■ **What is asked**:
[1] In the BPF redirect discussion, which drivers are said to have already been able to return NET_XMIT_DROP?
[2] Write a continuation of the BPF redirect discussion, picking up after its final sentence.
--- Quoted text ---
In this case, would we also need something similar to our
TCP_BPF_<state> changes? Like BUILD_BUG_ON(BPF_NET_XMIT_XXX !=
NET_XMIT_XXX)? Otherwise, we risk more leakage into the UAPI.
Merely documenting doesn't seem enough?

> Programs checking for ret < 0 will continue to behave as before. Technically
> the bpf_clone_redirect() did its job just that on the veth side things were
> dropped. Other drivers such as tun, vrf, ipvlan, bond could already have
> returned NET_XMIT_DROP, so technically it's not a new situation where it is
> possible. And having a ret > 0 could then also be clearly used to differentiate
> that something came from driver side rather than helper side.
> 
> > > For the selftest, may be another option is to use a 28 bytes data_in for the
> > > lwt program redirecting to veth? 14 bytes used by bpf_prog_test_run_skb and
> > > leave 14 bytes for veth_xmit. It seems the original intention of the "veth
> > > ETH_HLEN+1 packet ingress" test is expecting it to succeed also.
--- Data ---
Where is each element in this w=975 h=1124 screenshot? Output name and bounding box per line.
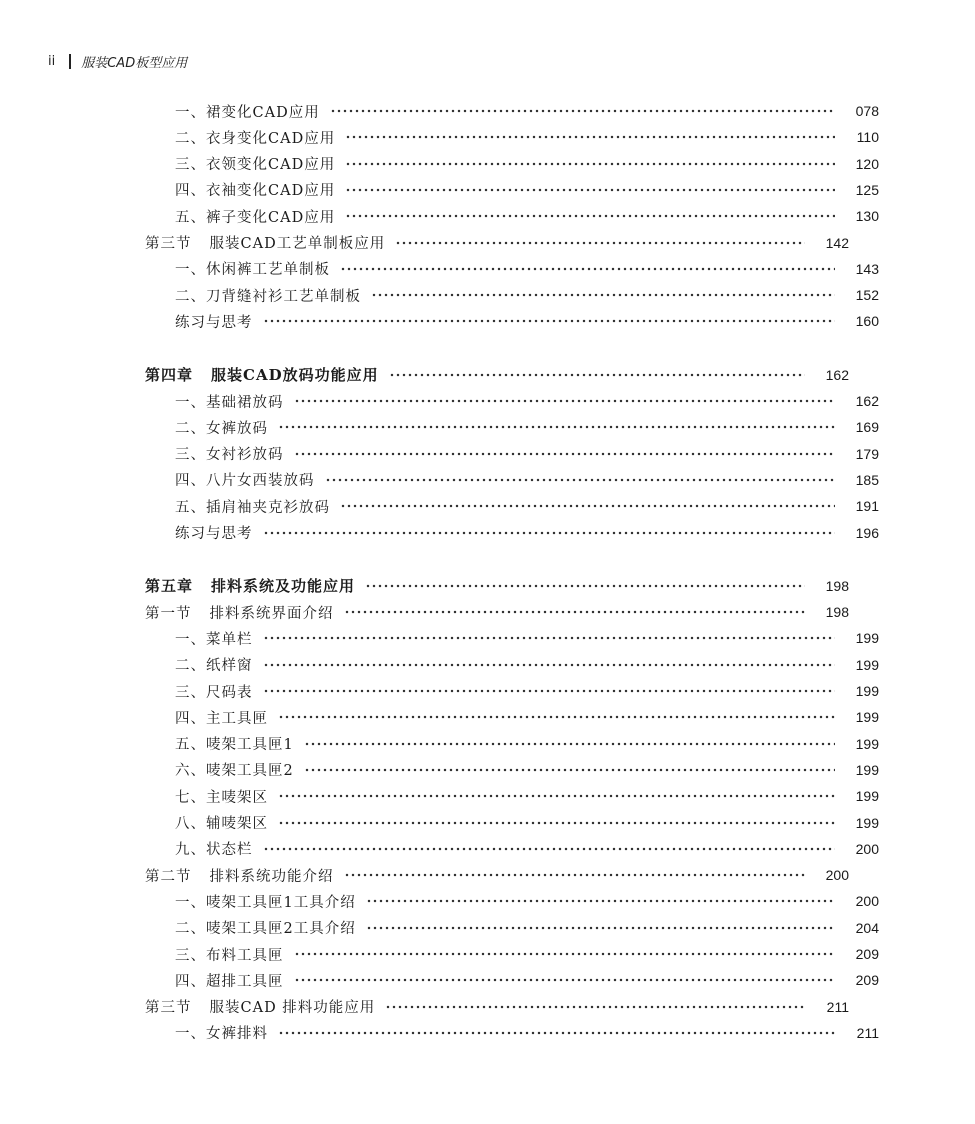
dot-leader [340, 256, 835, 282]
header-divider [69, 54, 71, 69]
toc-entry-label: 一、休闲裤工艺单制板 [175, 262, 330, 279]
toc-page-number: 209 [855, 972, 879, 989]
toc-entry-label: 七、主唛架区 [175, 789, 268, 806]
dot-leader [278, 1020, 835, 1046]
toc-page-number: 200 [855, 893, 879, 910]
toc-entry-prefix: 第三节 [145, 1000, 192, 1017]
toc-entry-title: 服装CAD放码功能应用 [211, 366, 379, 385]
toc-page-number: 200 [855, 840, 879, 857]
toc-entry-label: 一、裙变化CAD应用 [175, 104, 320, 121]
toc-page-number: 179 [855, 445, 879, 462]
toc-item-row[interactable] [0, 388, 975, 414]
toc-entry-label: 二、唛架工具匣2工具介绍 [175, 921, 356, 938]
toc-page-number: 125 [855, 181, 879, 198]
toc-entry-label: 三、布料工具匣 [175, 947, 284, 964]
dot-leader [263, 678, 836, 704]
toc-page-number: 199 [855, 683, 879, 699]
toc-entry-label: 八、辅唛架区 [175, 816, 268, 832]
toc-page-number: 169 [855, 419, 879, 436]
toc-item-row[interactable] [0, 151, 975, 177]
dot-leader [263, 836, 836, 862]
toc-entry-label: 一、菜单栏 [175, 631, 253, 648]
dot-leader [304, 757, 835, 783]
toc-entry-label: 一、基础裙放码 [175, 394, 284, 411]
toc-item-row[interactable] [0, 888, 975, 914]
toc-item-row[interactable] [0, 493, 975, 519]
toc-item-row[interactable] [0, 414, 975, 440]
toc-entry-prefix: 第三节 [145, 236, 192, 252]
toc-page-number: 199 [855, 814, 879, 831]
toc-entry-label: 六、唛架工具匣2 [175, 763, 294, 780]
toc-entry-prefix: 第二节 [145, 868, 192, 885]
toc-chapter-row[interactable] [0, 362, 945, 388]
toc-entry-label: 二、刀背缝衬衫工艺单制板 [175, 288, 361, 305]
toc-item-row[interactable] [0, 625, 975, 651]
toc-page-number: 199 [855, 656, 879, 673]
dot-leader [294, 441, 836, 467]
dot-leader [385, 994, 805, 1020]
toc-page-number: 152 [855, 287, 879, 304]
toc-entry-label: 四、主工具匣 [175, 710, 268, 727]
toc-item-row[interactable] [0, 308, 975, 334]
toc-entry-prefix: 第五章 [145, 577, 194, 596]
toc-page-number: 211 [856, 1024, 879, 1041]
toc-item-row[interactable] [0, 441, 975, 467]
toc-page-number: 160 [855, 313, 879, 330]
toc-item-row[interactable] [0, 467, 975, 493]
toc-page-number: 142 [825, 234, 849, 251]
toc-page-number: 198 [825, 604, 849, 621]
toc-entry-label [145, 364, 389, 385]
running-header [48, 52, 187, 71]
toc-entry-label: 五、插肩袖夹克衫放码 [175, 499, 330, 516]
toc-section-row[interactable] [0, 862, 945, 888]
dot-leader [366, 888, 835, 914]
toc-item-row[interactable] [0, 98, 975, 124]
toc-item-row[interactable] [0, 783, 975, 809]
toc-item-row[interactable] [0, 520, 975, 546]
dot-leader [340, 493, 835, 519]
toc-entry-label: 二、衣身变化CAD应用 [175, 130, 336, 147]
toc-entry-label: 练习与思考 [175, 314, 253, 331]
toc-entry-label: 九、状态栏 [175, 842, 253, 859]
toc-item-row[interactable] [0, 282, 975, 308]
toc-entry-label: 二、女裤放码 [175, 420, 268, 437]
dot-leader [344, 599, 806, 625]
toc-entry-label: 一、唛架工具匣1工具介绍 [175, 894, 356, 911]
dot-leader [263, 520, 836, 546]
dot-leader [278, 414, 835, 440]
toc-item-row[interactable] [0, 652, 975, 678]
toc-entry-label [145, 232, 395, 253]
toc-chapter-row[interactable] [0, 573, 945, 599]
dot-leader [330, 98, 835, 124]
toc-page-number: 209 [855, 946, 879, 962]
toc-page-number: 120 [855, 155, 879, 172]
dot-leader [304, 731, 835, 757]
dot-leader [294, 388, 836, 414]
toc-entry-title: 服装CAD工艺单制板应用 [209, 236, 386, 252]
toc-item-row[interactable] [0, 941, 975, 967]
dot-leader [344, 862, 806, 888]
toc-item-row[interactable] [0, 256, 975, 282]
dot-leader [345, 124, 835, 150]
dot-leader [263, 652, 836, 678]
toc-entry-label [145, 996, 385, 1017]
dot-leader [389, 362, 805, 388]
dot-leader [345, 177, 835, 203]
dot-leader [263, 308, 836, 334]
toc-item-row[interactable] [0, 836, 975, 862]
dot-leader [278, 810, 835, 836]
toc-entry-label: 四、八片女西装放码 [175, 473, 315, 490]
toc-entry-title: 排料系统界面介绍 [209, 605, 334, 622]
toc-page-number: 185 [855, 471, 879, 488]
toc-item-row[interactable] [0, 678, 975, 704]
toc-page-number: 199 [855, 761, 879, 778]
toc-page-number: 110 [856, 129, 879, 146]
dot-leader [345, 203, 835, 229]
toc-page-number: 078 [855, 103, 879, 119]
toc-entry-label: 三、女衬衫放码 [175, 447, 284, 464]
dot-leader [371, 282, 835, 308]
dot-leader [278, 704, 835, 730]
toc-entry-label: 一、女裤排料 [175, 1026, 268, 1043]
toc-item-row[interactable] [0, 967, 975, 993]
dot-leader [294, 941, 836, 967]
toc-page-number: 211 [826, 998, 849, 1015]
toc-entry-label: 五、裤子变化CAD应用 [175, 209, 336, 226]
toc-item-row[interactable] [0, 203, 975, 229]
toc-item-row[interactable] [0, 915, 975, 941]
toc-section-row[interactable] [0, 599, 945, 625]
dot-leader [278, 783, 835, 809]
toc-entry-title: 排料系统及功能应用 [211, 577, 356, 596]
toc-page-number: 199 [855, 735, 879, 752]
toc-entry-label: 三、衣领变化CAD应用 [175, 157, 336, 174]
toc-page-number: 162 [825, 366, 849, 383]
dot-leader [365, 573, 805, 599]
toc-entry-label: 二、纸样窗 [175, 658, 253, 675]
header-book-title: 服装CAD板型应用 [81, 56, 188, 71]
toc-page-number: 143 [855, 260, 879, 277]
toc-item-row[interactable] [0, 1020, 975, 1046]
toc-item-row[interactable] [0, 704, 975, 730]
toc-item-row[interactable] [0, 124, 975, 150]
toc-entry-prefix: 第四章 [145, 366, 194, 385]
toc-page-number: 199 [855, 788, 879, 805]
toc-item-row[interactable] [0, 177, 975, 203]
toc-page-number: 204 [855, 919, 879, 936]
toc-page-number: 196 [855, 524, 879, 541]
toc-entry-label [145, 865, 344, 886]
toc-item-row[interactable] [0, 810, 975, 836]
toc-page-number: 162 [855, 393, 879, 409]
dot-leader [366, 915, 835, 941]
dot-leader [263, 625, 836, 651]
toc-page-number: 191 [855, 498, 879, 515]
toc-entry-prefix: 第一节 [145, 605, 192, 622]
dot-leader [294, 967, 836, 993]
toc-page-number: 200 [825, 867, 849, 884]
toc-page-number: 198 [825, 577, 849, 594]
toc-entry-title: 排料系统功能介绍 [209, 868, 334, 885]
toc-entry-label: 四、超排工具匣 [175, 973, 284, 990]
toc-entry-label: 五、唛架工具匣1 [175, 737, 294, 754]
toc-page-number: 130 [855, 208, 879, 225]
toc-entry-title: 服装CAD 排料功能应用 [209, 1000, 376, 1017]
toc-section-row[interactable] [0, 230, 945, 256]
toc-page-number: 199 [855, 709, 879, 726]
toc-section-row[interactable] [0, 994, 945, 1020]
dot-leader [395, 230, 805, 256]
toc-page-number: 199 [855, 630, 879, 647]
dot-leader [345, 151, 835, 177]
dot-leader [325, 467, 836, 493]
toc-entry-label: 练习与思考 [175, 526, 253, 542]
toc-entry-label: 四、衣袖变化CAD应用 [175, 183, 336, 200]
toc-item-row[interactable] [0, 731, 975, 757]
toc-entry-label: 三、尺码表 [175, 684, 253, 701]
toc-entry-label [145, 575, 365, 596]
toc-item-row[interactable] [0, 757, 975, 783]
header-page-number: ii [48, 54, 56, 69]
toc-entry-label [145, 602, 344, 623]
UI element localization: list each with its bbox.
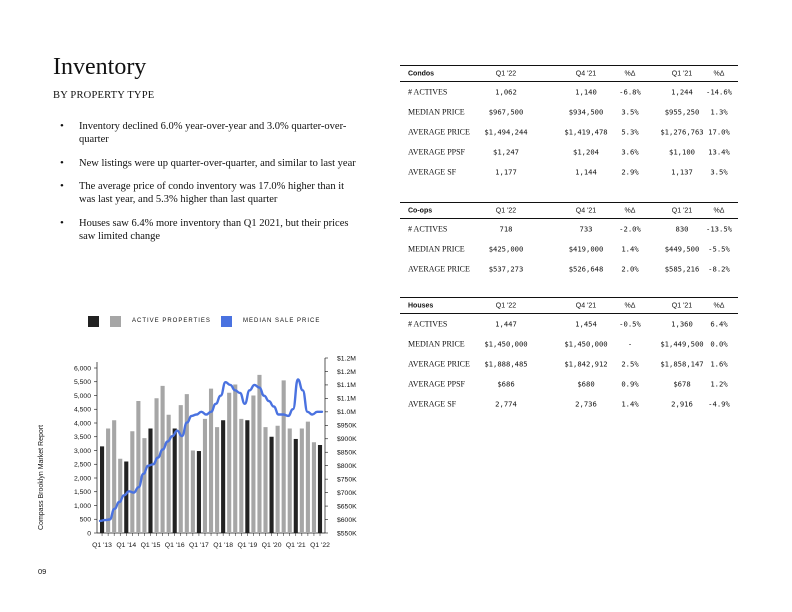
cell: -13.5% <box>706 224 732 234</box>
bar-active-properties <box>118 459 122 533</box>
cell: 2,774 <box>495 399 517 409</box>
x-tick-label: Q1 '17 <box>189 542 209 549</box>
cell: $1,858,147 <box>660 359 704 369</box>
bar-active-properties <box>312 442 316 533</box>
right-tick-label: $800K <box>337 462 357 470</box>
cell: 3.6% <box>621 147 639 157</box>
bar-active-properties <box>270 437 274 533</box>
bar-active-properties <box>136 401 140 533</box>
column-header: %Δ <box>713 207 725 214</box>
bar-active-properties <box>197 451 201 533</box>
left-tick-label: 5,000 <box>73 392 91 400</box>
left-tick-label: 5,500 <box>73 379 91 387</box>
cell: 718 <box>499 224 513 234</box>
cell: 1,360 <box>671 319 693 329</box>
column-header: Q1 '21 <box>671 302 693 309</box>
column-header: %Δ <box>713 302 725 309</box>
bar-active-properties <box>288 429 292 534</box>
x-tick-label: Q1 '20 <box>261 542 282 549</box>
bar-active-properties <box>154 398 158 533</box>
column-header: Q4 '21 <box>575 207 597 214</box>
cell: $537,273 <box>488 264 524 274</box>
cell: $1,419,478 <box>564 127 608 137</box>
column-header: %Δ <box>713 70 725 77</box>
column-header: Q1 '22 <box>495 207 517 214</box>
cell: 0.9% <box>621 379 639 389</box>
right-tick-label: $700K <box>337 489 357 497</box>
cell: -0.5% <box>619 319 641 329</box>
column-header: %Δ <box>624 302 636 309</box>
left-tick-label: 3,000 <box>73 447 91 455</box>
page-subtitle: BY PROPERTY TYPE <box>53 90 155 101</box>
row-label: AVERAGE SF <box>408 399 457 409</box>
cell: $934,500 <box>568 107 604 117</box>
bar-active-properties <box>282 380 286 533</box>
table-name: Co-ops <box>408 207 433 214</box>
cell: 1,244 <box>671 87 693 97</box>
left-tick-label: 4,000 <box>73 420 91 428</box>
right-tick-label: $1.2M <box>337 368 356 376</box>
cell: 13.4% <box>708 147 730 157</box>
cell: $1,247 <box>493 147 519 157</box>
row-label: # ACTIVES <box>408 224 448 234</box>
right-tick-label: $950K <box>337 422 357 430</box>
cell: 3.5% <box>621 107 639 117</box>
cell: 2.5% <box>621 359 639 369</box>
cell: 2,916 <box>671 399 693 409</box>
cell: 1.2% <box>710 379 728 389</box>
bar-active-properties <box>251 396 255 534</box>
row-label: MEDIAN PRICE <box>408 107 465 117</box>
cell: 1,144 <box>575 167 597 177</box>
cell: $680 <box>577 379 595 389</box>
bar-active-properties <box>179 405 183 533</box>
row-label: # ACTIVES <box>408 319 448 329</box>
cell: 830 <box>675 224 689 234</box>
cell: $1,450,000 <box>564 339 608 349</box>
cell: 1,140 <box>575 87 597 97</box>
right-tick-label: $1.2M <box>337 355 356 363</box>
cell: $1,276,763 <box>660 127 704 137</box>
left-tick-label: 6,000 <box>73 365 91 373</box>
x-tick-label: Q1 '14 <box>116 542 137 549</box>
cell: -5.5% <box>708 244 730 254</box>
bullet-item: • The average price of condo inventory was 17.0% higher than it was last year, and 5.3% higher than last quarter <box>60 180 360 206</box>
bar-active-properties <box>185 394 189 533</box>
x-tick-label: Q1 '22 <box>310 542 330 549</box>
column-header: Q1 '22 <box>495 302 517 309</box>
legend-label-median: MEDIAN SALE PRICE <box>243 318 321 324</box>
bar-active-properties <box>203 419 207 533</box>
row-label: AVERAGE PPSF <box>408 379 465 389</box>
cell: -2.0% <box>619 224 641 234</box>
cell: $1,494,244 <box>484 127 528 137</box>
bar-active-properties <box>300 429 304 534</box>
column-header: Q1 '21 <box>671 207 693 214</box>
bar-active-properties <box>221 420 225 533</box>
cell: 1.3% <box>710 107 728 117</box>
bar-active-properties <box>306 422 310 533</box>
cell: $1,842,912 <box>564 359 608 369</box>
bar-active-properties <box>191 451 195 534</box>
right-tick-label: $750K <box>337 476 357 484</box>
column-header: Q4 '21 <box>575 70 597 77</box>
right-tick-label: $850K <box>337 449 357 457</box>
bar-active-properties <box>142 438 146 533</box>
cell: -4.9% <box>708 399 730 409</box>
cell: $678 <box>673 379 691 389</box>
cell: 5.3% <box>621 127 639 137</box>
cell: 1.4% <box>621 244 639 254</box>
report-side-label: Compass Brooklyn Market Report <box>38 424 45 530</box>
cell: -8.2% <box>708 264 730 274</box>
cell: 1.4% <box>621 399 639 409</box>
cell: 1,177 <box>495 167 517 177</box>
cell: 733 <box>579 224 593 234</box>
legend-label-active: ACTIVE PROPERTIES <box>132 318 211 324</box>
cell: $585,216 <box>664 264 700 274</box>
right-tick-label: $1.1M <box>337 395 356 403</box>
cell: 2.0% <box>621 264 639 274</box>
bar-active-properties <box>239 419 243 533</box>
page-number: 09 <box>38 567 47 576</box>
cell: -14.6% <box>706 87 732 97</box>
left-tick-label: 2,500 <box>73 461 91 469</box>
cell: 3.5% <box>710 167 728 177</box>
x-tick-label: Q1 '15 <box>140 542 161 549</box>
cell: $955,250 <box>664 107 700 117</box>
x-tick-label: Q1 '19 <box>237 542 258 549</box>
cell: 1,062 <box>495 87 517 97</box>
left-tick-label: 2,000 <box>73 475 91 483</box>
cell: 1,454 <box>575 319 597 329</box>
row-label: AVERAGE PPSF <box>408 147 465 157</box>
row-label: AVERAGE PRICE <box>408 264 470 274</box>
row-label: AVERAGE SF <box>408 167 457 177</box>
cell: $1,204 <box>573 147 599 157</box>
left-tick-label: 1,500 <box>73 489 91 497</box>
bullet-item: • New listings were up quarter-over-quarter, and similar to last year <box>60 157 360 170</box>
cell: $967,500 <box>488 107 524 117</box>
left-tick-label: 4,500 <box>73 406 91 414</box>
bar-active-properties <box>245 420 249 533</box>
cell: 1,137 <box>671 167 693 177</box>
left-tick-label: 1,000 <box>73 502 91 510</box>
table-name: Condos <box>408 70 435 77</box>
cell: $425,000 <box>488 244 524 254</box>
bar-active-properties <box>161 386 165 533</box>
column-header: Q1 '21 <box>671 70 693 77</box>
column-header: %Δ <box>624 70 636 77</box>
cell: $1,888,485 <box>484 359 528 369</box>
x-tick-label: Q1 '13 <box>92 542 112 549</box>
cell: 6.4% <box>710 319 728 329</box>
bar-active-properties <box>233 385 237 534</box>
bar-active-properties <box>148 429 152 534</box>
cell: $419,000 <box>568 244 604 254</box>
cell: 17.0% <box>708 127 730 137</box>
bar-active-properties <box>130 431 134 533</box>
bar-active-properties <box>263 427 267 533</box>
row-label: AVERAGE PRICE <box>408 127 470 137</box>
cell: 2,736 <box>575 399 597 409</box>
bar-active-properties <box>294 439 298 533</box>
cell: - <box>627 339 633 349</box>
cell: 1,447 <box>495 319 517 329</box>
bar-active-properties <box>215 427 219 533</box>
left-tick-label: 3,500 <box>73 434 91 442</box>
bar-active-properties <box>106 429 110 534</box>
bar-active-properties <box>173 429 177 534</box>
cell: 1.6% <box>710 359 728 369</box>
column-header: Q4 '21 <box>575 302 597 309</box>
x-tick-label: Q1 '21 <box>285 542 306 549</box>
cell: $1,450,000 <box>484 339 528 349</box>
right-tick-label: $900K <box>337 436 357 444</box>
table-name: Houses <box>408 302 434 309</box>
bar-active-properties <box>276 426 280 533</box>
bullet-item: • Inventory declined 6.0% year-over-year and 3.0% quarter-over-quarter <box>60 120 360 146</box>
right-tick-label: $550K <box>337 530 357 538</box>
page-title: Inventory <box>53 54 147 80</box>
bar-active-properties <box>227 393 231 533</box>
bar-active-properties <box>167 415 171 533</box>
cell: $686 <box>497 379 515 389</box>
cell: $1,449,500 <box>660 339 704 349</box>
right-tick-label: $600K <box>337 516 357 524</box>
right-tick-label: $1.0M <box>337 409 356 417</box>
x-tick-label: Q1 '16 <box>164 542 185 549</box>
row-label: AVERAGE PRICE <box>408 359 470 369</box>
left-tick-label: 0 <box>87 530 91 538</box>
column-header: Q1 '22 <box>495 70 517 77</box>
cell: -6.8% <box>619 87 641 97</box>
bar-active-properties <box>124 462 128 534</box>
cell: $526,648 <box>568 264 604 274</box>
cell: $449,500 <box>664 244 700 254</box>
bar-active-properties <box>318 445 322 533</box>
right-tick-label: $650K <box>337 503 357 511</box>
row-label: # ACTIVES <box>408 87 448 97</box>
cell: $1,100 <box>669 147 695 157</box>
bullet-item: • Houses saw 6.4% more inventory than Q1 2021, but their prices saw limited change <box>60 217 360 243</box>
cell: 2.9% <box>621 167 639 177</box>
right-tick-label: $1.1M <box>337 382 356 390</box>
row-label: MEDIAN PRICE <box>408 244 465 254</box>
bar-active-properties <box>257 375 261 533</box>
cell: 0.0% <box>710 339 728 349</box>
row-label: MEDIAN PRICE <box>408 339 465 349</box>
column-header: %Δ <box>624 207 636 214</box>
x-tick-label: Q1 '18 <box>213 542 234 549</box>
left-tick-label: 500 <box>79 516 91 524</box>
---
■ **Replies**:
[1] Tun, vrf, ipvlan and bond.

[2]
> > 
> > IIUC, you're suggesting to pass full ipv4 or ipv6 packet for veth tests
> > to make them actually succeed with the forwarding, right?
> > 
> > Sure, I can do that. But let's keep this entry with the -NOBUFS as well?
> > Just for the sake of ensuring that we don't export NET_XMIT_xxx from
> > uapi.
> > 
>
Martin KaFai Lau Sept. 11, 2023, 6:08 p.m. UTC | #5
On 9/11/23 10:23 AM, Daniel Borkmann wrote:
> On 9/11/23 7:11 PM, Stanislav Fomichev wrote:
>> On 09/09, Martin KaFai Lau wrote:
>>> On 9/8/23 2:00 PM, Stanislav Fomichev wrote:
>>>> Commit 151e887d8ff9 ("veth: Fixing transmit return status for dropped
>>>> packets") exposed the fact that bpf_clone_redirect is capable of
>>>> returning raw NET_XMIT_XXX return codes.
>>>>
>>>> This is in the conflict with its UAPI doc which says the following:
>>>> "0 on success, or a negative error in case of failure."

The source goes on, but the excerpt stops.